* _Exercise materials_:

_ _ _ _ _ _ _

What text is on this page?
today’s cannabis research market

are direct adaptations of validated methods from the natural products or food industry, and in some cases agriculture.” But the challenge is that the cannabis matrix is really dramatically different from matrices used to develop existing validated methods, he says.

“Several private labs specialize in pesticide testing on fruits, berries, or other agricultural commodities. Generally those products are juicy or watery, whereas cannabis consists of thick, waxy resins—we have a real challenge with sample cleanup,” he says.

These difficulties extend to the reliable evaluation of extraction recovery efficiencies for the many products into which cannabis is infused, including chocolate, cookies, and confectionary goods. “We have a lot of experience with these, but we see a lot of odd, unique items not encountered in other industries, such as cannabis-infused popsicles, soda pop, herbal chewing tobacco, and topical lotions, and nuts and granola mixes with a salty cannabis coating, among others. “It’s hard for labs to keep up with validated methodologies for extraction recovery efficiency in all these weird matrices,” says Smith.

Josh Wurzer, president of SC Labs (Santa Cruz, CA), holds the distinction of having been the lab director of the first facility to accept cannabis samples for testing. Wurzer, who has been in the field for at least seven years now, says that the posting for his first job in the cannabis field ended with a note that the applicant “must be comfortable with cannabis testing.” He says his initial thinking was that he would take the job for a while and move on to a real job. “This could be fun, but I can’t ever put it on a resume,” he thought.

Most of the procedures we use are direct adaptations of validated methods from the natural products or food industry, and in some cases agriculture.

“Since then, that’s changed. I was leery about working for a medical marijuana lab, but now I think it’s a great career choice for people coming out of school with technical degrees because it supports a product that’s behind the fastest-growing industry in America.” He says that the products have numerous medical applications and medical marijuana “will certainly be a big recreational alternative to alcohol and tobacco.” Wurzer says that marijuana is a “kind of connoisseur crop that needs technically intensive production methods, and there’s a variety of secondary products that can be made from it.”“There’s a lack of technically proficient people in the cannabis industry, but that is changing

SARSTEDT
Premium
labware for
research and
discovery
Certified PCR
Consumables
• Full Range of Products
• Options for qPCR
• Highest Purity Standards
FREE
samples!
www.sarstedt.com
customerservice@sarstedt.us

_ _ _ _ _ _ _

* _Instruction_:
Count every line of the material above that holds the string "research", then state only the total.

* _Exercise output_:
2